What needs to be done
Scan the material and copy every line in which "Dollar" appears.

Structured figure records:
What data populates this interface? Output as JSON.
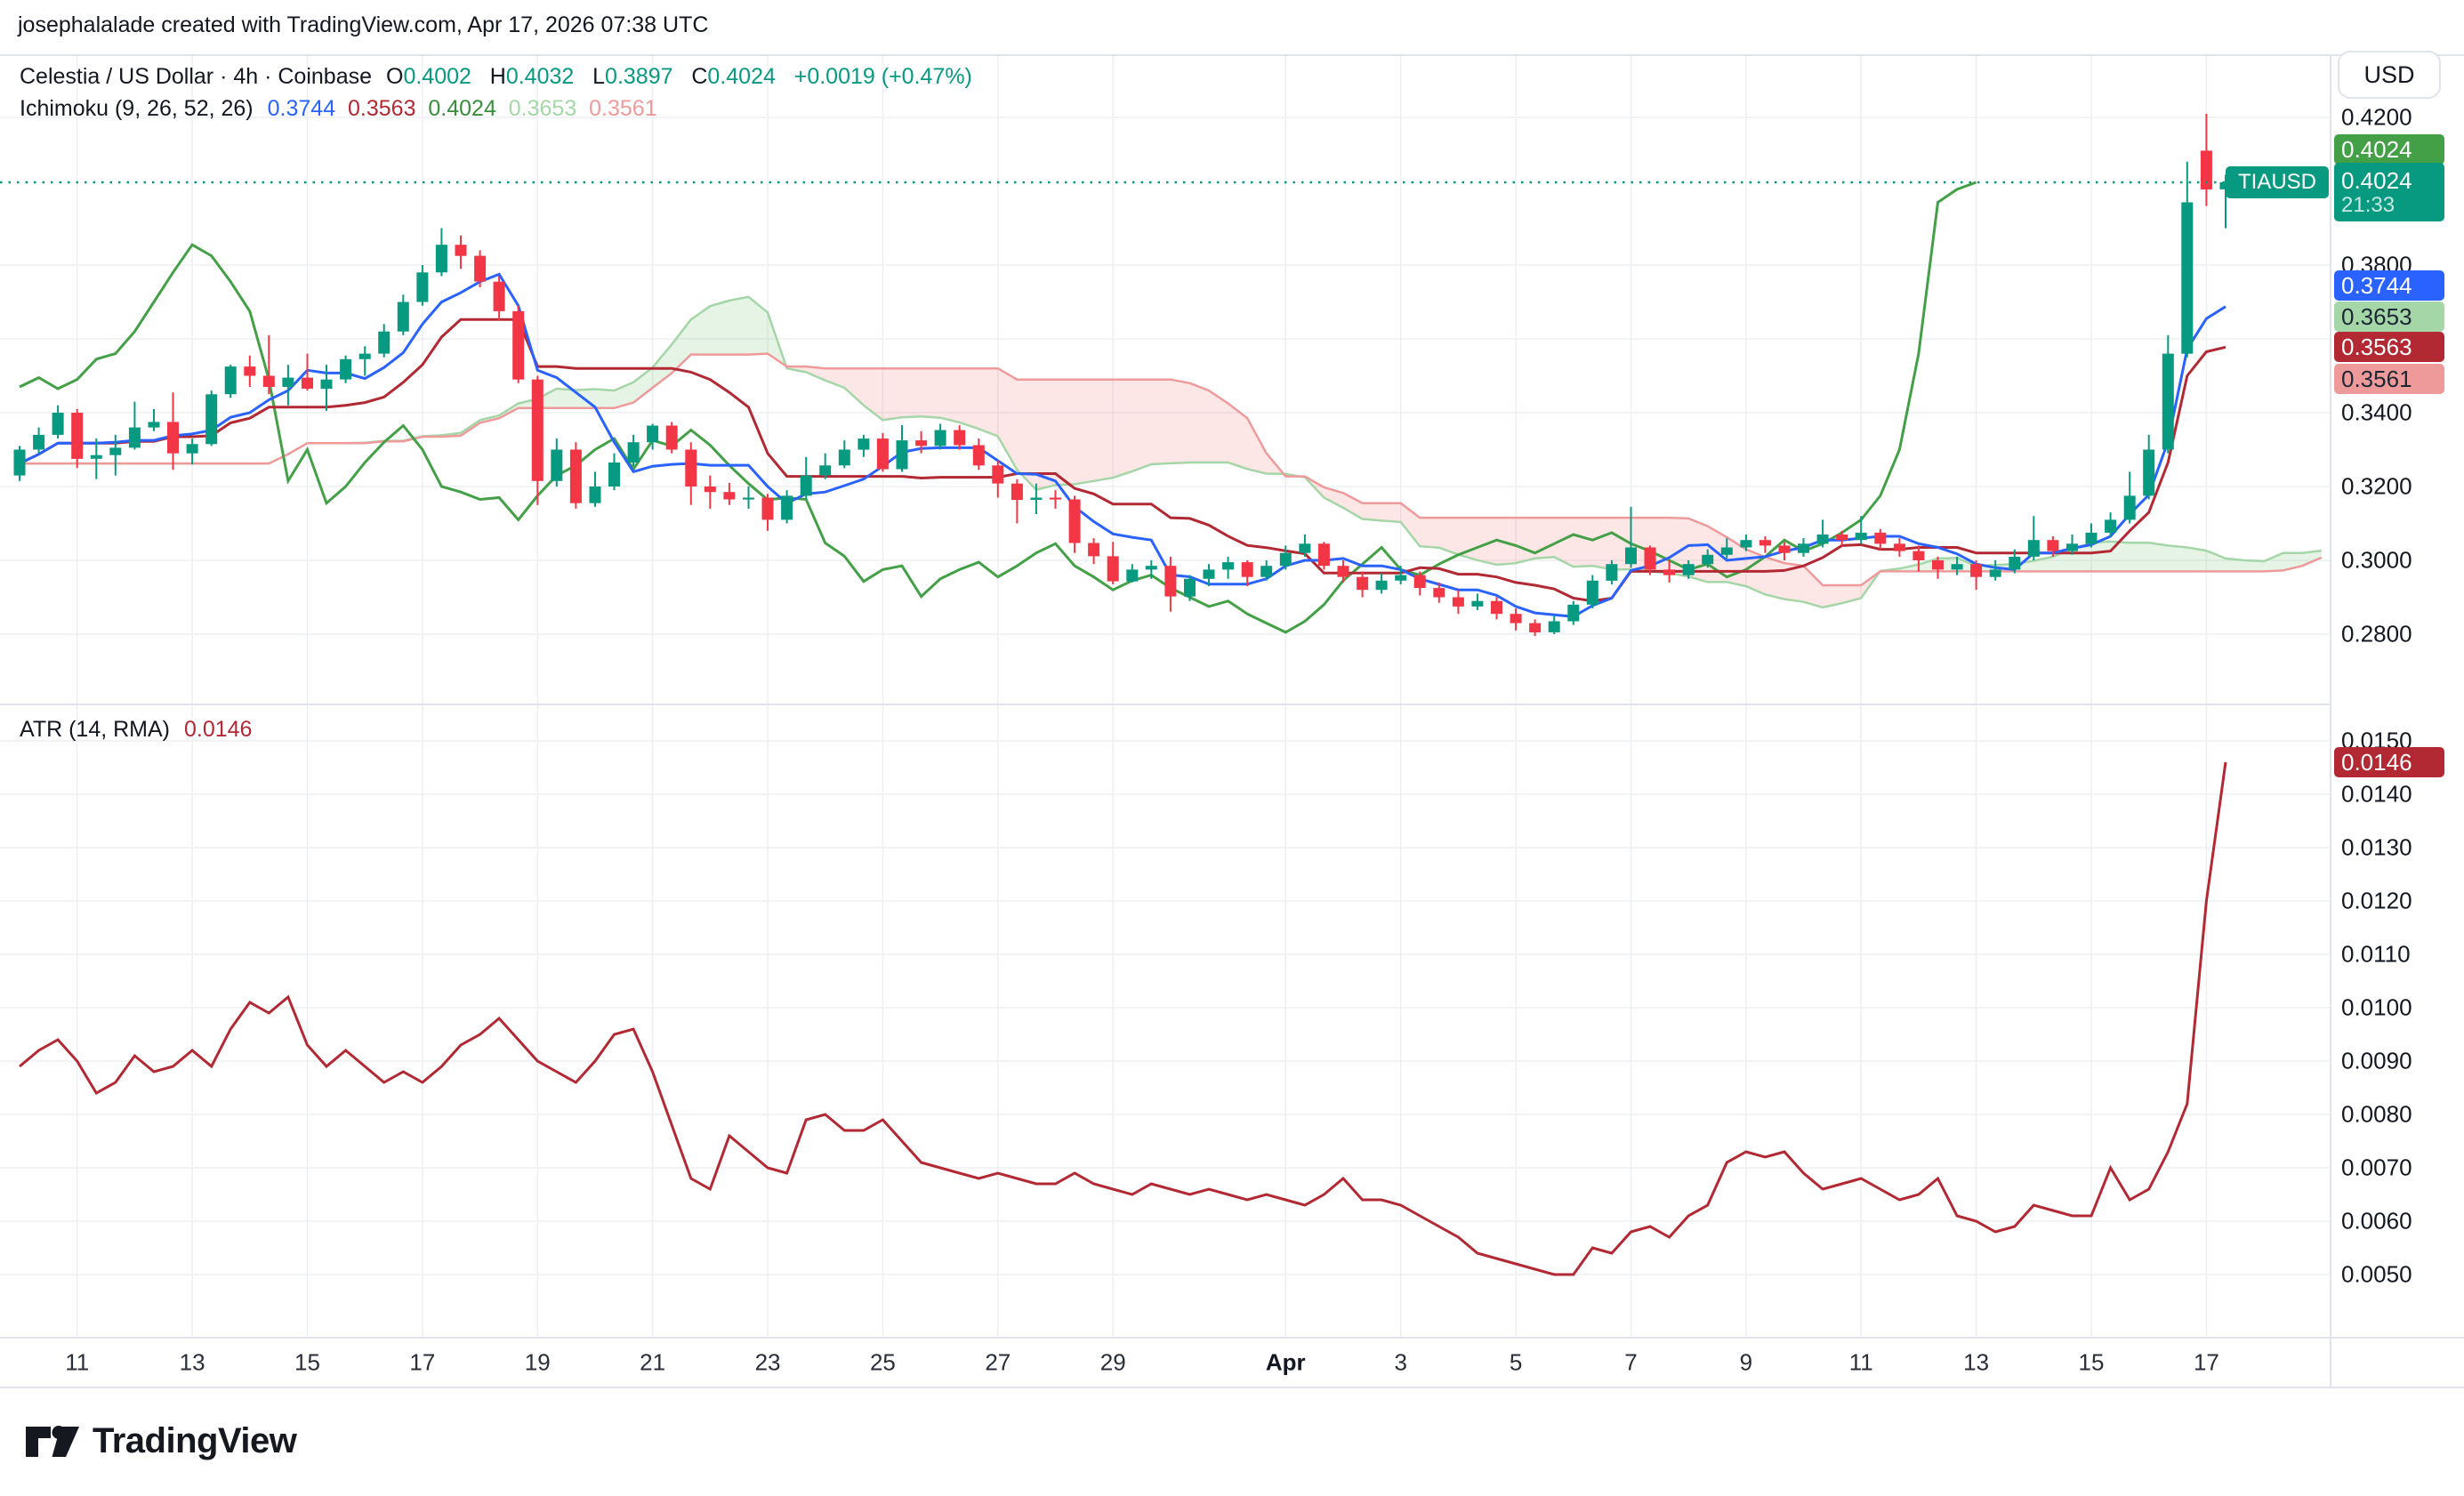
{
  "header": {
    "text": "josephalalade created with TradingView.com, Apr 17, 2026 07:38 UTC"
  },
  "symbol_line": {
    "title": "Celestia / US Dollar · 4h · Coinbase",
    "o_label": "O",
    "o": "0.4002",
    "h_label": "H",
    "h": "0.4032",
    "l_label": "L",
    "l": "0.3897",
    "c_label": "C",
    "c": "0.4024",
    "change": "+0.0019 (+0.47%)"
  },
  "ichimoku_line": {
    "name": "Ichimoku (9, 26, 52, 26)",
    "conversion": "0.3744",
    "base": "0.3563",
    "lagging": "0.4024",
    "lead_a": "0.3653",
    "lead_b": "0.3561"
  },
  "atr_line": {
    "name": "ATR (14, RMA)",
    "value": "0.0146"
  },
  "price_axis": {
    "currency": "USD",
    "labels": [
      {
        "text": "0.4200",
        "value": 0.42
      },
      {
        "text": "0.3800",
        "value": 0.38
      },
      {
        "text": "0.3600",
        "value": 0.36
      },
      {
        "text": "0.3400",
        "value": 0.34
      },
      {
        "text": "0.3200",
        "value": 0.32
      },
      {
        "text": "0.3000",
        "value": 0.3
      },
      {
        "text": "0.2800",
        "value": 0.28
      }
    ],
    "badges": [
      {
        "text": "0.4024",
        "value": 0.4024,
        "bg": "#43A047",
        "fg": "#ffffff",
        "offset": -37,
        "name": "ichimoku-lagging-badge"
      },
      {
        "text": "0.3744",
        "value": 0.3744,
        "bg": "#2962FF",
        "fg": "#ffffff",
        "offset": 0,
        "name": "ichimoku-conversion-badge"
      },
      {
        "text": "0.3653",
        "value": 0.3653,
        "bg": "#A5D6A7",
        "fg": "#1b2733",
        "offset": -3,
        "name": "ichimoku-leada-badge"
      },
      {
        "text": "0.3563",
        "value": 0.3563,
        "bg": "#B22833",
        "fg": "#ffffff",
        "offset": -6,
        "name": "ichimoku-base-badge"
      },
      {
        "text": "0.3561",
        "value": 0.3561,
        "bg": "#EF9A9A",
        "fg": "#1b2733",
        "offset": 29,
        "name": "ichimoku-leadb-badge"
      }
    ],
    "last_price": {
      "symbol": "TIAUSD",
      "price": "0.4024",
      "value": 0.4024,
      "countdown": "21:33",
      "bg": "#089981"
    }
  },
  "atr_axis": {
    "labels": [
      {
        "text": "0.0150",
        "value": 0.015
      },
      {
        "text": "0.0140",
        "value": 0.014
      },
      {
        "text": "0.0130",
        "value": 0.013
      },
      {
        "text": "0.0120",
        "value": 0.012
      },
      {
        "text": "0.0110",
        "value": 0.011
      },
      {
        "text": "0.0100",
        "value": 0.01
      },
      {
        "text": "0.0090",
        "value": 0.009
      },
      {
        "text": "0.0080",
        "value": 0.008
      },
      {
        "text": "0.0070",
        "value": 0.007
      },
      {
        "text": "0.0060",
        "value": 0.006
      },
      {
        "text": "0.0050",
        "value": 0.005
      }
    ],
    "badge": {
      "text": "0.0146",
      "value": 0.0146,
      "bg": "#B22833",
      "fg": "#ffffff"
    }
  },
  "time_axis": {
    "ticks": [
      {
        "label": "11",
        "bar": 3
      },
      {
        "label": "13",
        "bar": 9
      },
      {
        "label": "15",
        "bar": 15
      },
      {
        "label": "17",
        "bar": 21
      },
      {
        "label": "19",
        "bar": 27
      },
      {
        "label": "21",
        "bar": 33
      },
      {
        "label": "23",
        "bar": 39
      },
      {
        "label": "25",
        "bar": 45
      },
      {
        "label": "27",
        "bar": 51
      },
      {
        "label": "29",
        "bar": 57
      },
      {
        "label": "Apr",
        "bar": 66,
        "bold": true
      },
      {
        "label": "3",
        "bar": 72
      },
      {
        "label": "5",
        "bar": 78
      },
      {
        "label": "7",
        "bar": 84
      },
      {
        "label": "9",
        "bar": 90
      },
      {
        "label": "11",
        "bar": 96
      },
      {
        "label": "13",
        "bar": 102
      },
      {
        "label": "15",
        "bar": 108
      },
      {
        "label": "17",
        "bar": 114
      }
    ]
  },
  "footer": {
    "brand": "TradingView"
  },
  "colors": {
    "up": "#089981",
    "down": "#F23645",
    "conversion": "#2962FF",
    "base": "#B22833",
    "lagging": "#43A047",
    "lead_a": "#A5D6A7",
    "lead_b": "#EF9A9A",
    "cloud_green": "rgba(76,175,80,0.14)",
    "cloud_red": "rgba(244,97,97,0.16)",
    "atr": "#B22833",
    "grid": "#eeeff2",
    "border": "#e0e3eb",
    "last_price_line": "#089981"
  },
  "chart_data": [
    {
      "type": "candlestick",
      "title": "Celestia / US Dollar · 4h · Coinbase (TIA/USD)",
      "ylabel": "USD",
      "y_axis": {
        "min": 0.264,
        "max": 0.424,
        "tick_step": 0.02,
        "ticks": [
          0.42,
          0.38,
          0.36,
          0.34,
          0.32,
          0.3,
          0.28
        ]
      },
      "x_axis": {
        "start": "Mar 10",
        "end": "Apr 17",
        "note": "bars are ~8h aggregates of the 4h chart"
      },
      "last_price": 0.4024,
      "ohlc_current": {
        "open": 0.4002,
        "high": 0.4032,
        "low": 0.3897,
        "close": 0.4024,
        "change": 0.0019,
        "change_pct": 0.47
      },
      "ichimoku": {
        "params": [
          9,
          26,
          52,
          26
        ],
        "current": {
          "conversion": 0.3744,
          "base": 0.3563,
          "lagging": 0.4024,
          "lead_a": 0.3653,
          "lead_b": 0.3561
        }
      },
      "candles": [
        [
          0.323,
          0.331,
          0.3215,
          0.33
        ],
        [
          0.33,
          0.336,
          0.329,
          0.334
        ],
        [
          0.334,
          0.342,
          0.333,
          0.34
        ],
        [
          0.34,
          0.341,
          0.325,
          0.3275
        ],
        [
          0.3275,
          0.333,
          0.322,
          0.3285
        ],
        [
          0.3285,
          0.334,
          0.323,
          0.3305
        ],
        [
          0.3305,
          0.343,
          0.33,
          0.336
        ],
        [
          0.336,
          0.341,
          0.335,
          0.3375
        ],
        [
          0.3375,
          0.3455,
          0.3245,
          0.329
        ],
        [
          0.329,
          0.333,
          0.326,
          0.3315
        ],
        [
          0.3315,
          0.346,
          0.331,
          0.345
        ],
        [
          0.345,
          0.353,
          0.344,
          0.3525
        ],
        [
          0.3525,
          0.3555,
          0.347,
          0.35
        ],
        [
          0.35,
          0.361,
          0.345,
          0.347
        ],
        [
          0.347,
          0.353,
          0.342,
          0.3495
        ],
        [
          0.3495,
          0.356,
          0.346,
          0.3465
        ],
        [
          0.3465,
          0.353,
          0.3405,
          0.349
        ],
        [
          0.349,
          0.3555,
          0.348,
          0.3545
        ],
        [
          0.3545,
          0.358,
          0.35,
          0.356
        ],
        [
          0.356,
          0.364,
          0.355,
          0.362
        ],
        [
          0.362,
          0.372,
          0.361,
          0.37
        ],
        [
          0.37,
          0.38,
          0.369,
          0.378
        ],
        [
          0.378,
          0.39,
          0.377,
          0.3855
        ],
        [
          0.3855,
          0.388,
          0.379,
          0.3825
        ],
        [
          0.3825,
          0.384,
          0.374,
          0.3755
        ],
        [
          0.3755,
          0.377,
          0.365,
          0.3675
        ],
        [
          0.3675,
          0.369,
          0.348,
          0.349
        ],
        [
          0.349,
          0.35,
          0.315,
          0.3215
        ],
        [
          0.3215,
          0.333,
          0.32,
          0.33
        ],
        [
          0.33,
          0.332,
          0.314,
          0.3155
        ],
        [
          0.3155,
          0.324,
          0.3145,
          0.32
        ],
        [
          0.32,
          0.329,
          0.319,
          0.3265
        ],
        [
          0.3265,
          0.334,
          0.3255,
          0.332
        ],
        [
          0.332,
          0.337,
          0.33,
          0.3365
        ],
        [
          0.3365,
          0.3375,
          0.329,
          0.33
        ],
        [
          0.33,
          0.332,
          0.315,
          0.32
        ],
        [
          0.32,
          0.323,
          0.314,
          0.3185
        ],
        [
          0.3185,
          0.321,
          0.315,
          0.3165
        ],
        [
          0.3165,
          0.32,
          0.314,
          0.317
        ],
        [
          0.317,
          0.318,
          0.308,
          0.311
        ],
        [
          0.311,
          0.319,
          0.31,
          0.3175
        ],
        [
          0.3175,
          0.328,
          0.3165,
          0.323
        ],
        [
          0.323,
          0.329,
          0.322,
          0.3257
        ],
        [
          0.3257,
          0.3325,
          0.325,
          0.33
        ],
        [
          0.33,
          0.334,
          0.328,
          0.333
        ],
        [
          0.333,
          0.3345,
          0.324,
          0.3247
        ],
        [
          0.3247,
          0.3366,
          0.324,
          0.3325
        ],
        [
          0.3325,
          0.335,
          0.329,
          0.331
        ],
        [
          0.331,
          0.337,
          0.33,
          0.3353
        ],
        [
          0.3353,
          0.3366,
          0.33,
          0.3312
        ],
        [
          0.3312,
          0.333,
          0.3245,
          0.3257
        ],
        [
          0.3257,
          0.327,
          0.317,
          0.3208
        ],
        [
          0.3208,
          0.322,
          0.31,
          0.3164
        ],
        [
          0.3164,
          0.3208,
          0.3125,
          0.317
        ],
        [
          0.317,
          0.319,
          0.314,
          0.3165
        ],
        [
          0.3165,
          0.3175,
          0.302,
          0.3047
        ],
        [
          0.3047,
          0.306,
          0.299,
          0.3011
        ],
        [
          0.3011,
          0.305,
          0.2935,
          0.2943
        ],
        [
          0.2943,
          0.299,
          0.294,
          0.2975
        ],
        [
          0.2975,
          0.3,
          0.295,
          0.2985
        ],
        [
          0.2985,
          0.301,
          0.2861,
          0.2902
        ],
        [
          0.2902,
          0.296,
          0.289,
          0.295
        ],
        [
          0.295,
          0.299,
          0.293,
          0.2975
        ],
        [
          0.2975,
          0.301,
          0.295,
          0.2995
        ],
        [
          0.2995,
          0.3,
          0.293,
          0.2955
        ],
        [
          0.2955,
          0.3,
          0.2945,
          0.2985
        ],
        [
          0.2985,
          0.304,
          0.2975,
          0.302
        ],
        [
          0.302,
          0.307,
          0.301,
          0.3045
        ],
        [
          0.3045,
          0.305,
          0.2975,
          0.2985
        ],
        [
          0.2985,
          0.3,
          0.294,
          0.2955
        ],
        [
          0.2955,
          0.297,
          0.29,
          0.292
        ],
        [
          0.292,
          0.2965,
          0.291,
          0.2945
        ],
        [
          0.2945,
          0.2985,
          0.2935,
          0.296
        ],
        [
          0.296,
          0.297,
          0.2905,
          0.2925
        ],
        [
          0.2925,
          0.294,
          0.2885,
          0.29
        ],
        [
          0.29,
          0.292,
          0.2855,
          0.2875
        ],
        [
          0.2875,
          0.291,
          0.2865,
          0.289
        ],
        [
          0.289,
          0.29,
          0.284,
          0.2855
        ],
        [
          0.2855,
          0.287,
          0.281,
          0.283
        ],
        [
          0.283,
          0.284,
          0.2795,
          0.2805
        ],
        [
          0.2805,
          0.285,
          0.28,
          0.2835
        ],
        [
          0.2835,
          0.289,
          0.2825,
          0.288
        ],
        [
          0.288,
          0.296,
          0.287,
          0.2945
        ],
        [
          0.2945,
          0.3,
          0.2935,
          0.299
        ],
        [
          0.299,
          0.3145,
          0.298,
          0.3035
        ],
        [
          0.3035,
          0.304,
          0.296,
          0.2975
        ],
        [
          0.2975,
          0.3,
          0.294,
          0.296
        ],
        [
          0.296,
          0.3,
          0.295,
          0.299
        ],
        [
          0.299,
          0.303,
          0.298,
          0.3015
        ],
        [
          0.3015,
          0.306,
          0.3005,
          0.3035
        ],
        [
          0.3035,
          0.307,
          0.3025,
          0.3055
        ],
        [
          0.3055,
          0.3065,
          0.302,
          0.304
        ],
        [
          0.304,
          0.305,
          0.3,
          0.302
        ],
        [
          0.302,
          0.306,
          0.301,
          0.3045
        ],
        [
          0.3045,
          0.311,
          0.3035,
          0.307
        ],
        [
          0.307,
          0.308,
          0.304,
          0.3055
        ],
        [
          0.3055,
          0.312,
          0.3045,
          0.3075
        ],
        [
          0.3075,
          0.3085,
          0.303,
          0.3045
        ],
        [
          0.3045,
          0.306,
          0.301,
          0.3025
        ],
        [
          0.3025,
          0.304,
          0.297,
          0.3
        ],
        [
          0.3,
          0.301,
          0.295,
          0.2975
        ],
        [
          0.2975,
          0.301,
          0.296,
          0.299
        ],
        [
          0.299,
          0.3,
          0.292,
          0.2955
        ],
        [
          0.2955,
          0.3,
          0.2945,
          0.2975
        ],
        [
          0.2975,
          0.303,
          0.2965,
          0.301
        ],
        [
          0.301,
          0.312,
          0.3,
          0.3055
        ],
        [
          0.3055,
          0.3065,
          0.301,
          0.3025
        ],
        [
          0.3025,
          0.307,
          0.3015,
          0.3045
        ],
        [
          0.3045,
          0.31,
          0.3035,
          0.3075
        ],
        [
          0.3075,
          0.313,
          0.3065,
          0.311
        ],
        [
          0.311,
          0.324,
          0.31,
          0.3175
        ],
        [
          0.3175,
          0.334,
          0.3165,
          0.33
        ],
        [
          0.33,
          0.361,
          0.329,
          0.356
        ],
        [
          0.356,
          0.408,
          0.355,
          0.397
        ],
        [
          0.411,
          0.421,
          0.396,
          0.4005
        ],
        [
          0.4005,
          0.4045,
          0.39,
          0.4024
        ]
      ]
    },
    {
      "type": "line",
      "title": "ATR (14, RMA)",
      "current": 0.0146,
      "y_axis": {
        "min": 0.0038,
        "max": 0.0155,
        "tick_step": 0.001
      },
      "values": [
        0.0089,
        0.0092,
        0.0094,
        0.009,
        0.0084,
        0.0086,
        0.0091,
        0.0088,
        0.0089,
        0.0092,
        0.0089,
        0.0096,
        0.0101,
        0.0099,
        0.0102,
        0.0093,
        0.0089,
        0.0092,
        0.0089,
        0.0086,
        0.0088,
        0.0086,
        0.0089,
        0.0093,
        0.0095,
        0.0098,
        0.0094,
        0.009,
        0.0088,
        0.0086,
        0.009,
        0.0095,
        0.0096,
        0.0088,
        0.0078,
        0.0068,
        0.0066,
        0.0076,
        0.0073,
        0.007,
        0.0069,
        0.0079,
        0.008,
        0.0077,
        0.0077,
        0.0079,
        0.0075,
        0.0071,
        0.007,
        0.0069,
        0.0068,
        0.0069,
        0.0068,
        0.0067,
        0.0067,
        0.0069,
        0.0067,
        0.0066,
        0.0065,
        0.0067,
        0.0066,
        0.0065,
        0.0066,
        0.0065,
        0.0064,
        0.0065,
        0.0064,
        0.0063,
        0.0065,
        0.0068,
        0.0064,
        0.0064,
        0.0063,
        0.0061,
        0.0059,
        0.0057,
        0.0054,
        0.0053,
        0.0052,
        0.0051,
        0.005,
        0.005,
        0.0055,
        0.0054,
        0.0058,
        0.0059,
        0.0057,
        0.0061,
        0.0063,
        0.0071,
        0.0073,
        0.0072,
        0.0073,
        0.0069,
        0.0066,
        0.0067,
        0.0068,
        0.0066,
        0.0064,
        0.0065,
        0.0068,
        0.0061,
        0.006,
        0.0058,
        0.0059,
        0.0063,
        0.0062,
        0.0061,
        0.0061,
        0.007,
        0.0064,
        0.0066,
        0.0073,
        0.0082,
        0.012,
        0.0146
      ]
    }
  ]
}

Result below
    "title": "Celestia / US Dollar · 4h · Coinbase",
      "title": "Celestia / US Dollar · 4h · Coinbase (TIA/USD)",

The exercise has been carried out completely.